■ WORK TASK
Copy out the entries that follow exactly, leaving every picture behind.

■ RECORDS SUPPLIED
+++

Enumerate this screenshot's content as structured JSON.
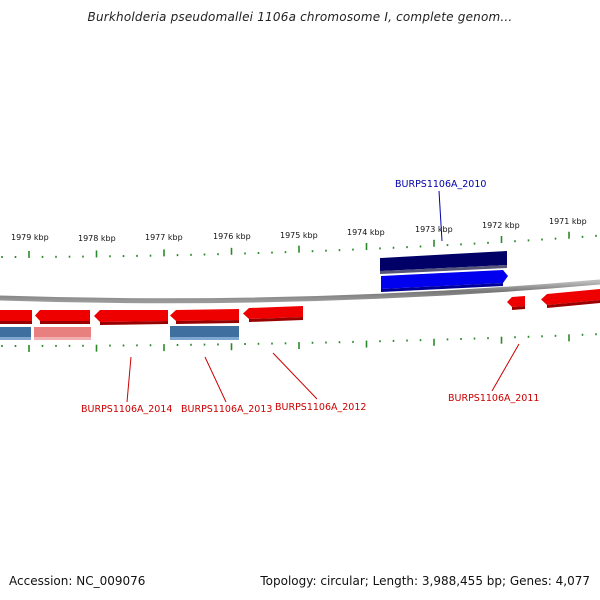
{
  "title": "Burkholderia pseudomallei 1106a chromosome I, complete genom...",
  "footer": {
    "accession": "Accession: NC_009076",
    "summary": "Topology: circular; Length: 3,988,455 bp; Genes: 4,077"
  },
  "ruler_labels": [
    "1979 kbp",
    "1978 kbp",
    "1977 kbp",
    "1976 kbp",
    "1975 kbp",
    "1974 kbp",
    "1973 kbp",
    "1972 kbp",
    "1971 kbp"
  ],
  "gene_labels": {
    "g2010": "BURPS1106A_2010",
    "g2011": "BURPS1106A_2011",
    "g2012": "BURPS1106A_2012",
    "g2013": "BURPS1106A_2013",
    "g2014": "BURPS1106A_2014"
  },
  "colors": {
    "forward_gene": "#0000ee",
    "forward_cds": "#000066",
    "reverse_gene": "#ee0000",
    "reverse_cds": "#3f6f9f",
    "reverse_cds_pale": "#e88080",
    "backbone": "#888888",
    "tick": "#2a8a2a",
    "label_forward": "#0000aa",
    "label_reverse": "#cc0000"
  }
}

+++

■ COMPLETED TASK
Enumerate this screenshot's content as structured JSON.
{
  "title": "Burkholderia pseudomallei 1106a chromosome I, complete genom...",
  "footer": {
    "accession": "Accession: NC_009076",
    "summary": "Topology: circular; Length: 3,988,455 bp; Genes: 4,077"
  },
  "ruler_labels": [
    "1979 kbp",
    "1978 kbp",
    "1977 kbp",
    "1976 kbp",
    "1975 kbp",
    "1974 kbp",
    "1973 kbp",
    "1972 kbp",
    "1971 kbp"
  ],
  "gene_labels": {
    "g2010": "BURPS1106A_2010",
    "g2011": "BURPS1106A_2011",
    "g2012": "BURPS1106A_2012",
    "g2013": "BURPS1106A_2013",
    "g2014": "BURPS1106A_2014"
  },
  "colors": {
    "forward_gene": "#0000ee",
    "forward_cds": "#000066",
    "reverse_gene": "#ee0000",
    "reverse_cds": "#3f6f9f",
    "reverse_cds_pale": "#e88080",
    "backbone": "#888888",
    "tick": "#2a8a2a",
    "label_forward": "#0000aa",
    "label_reverse": "#cc0000"
  }
}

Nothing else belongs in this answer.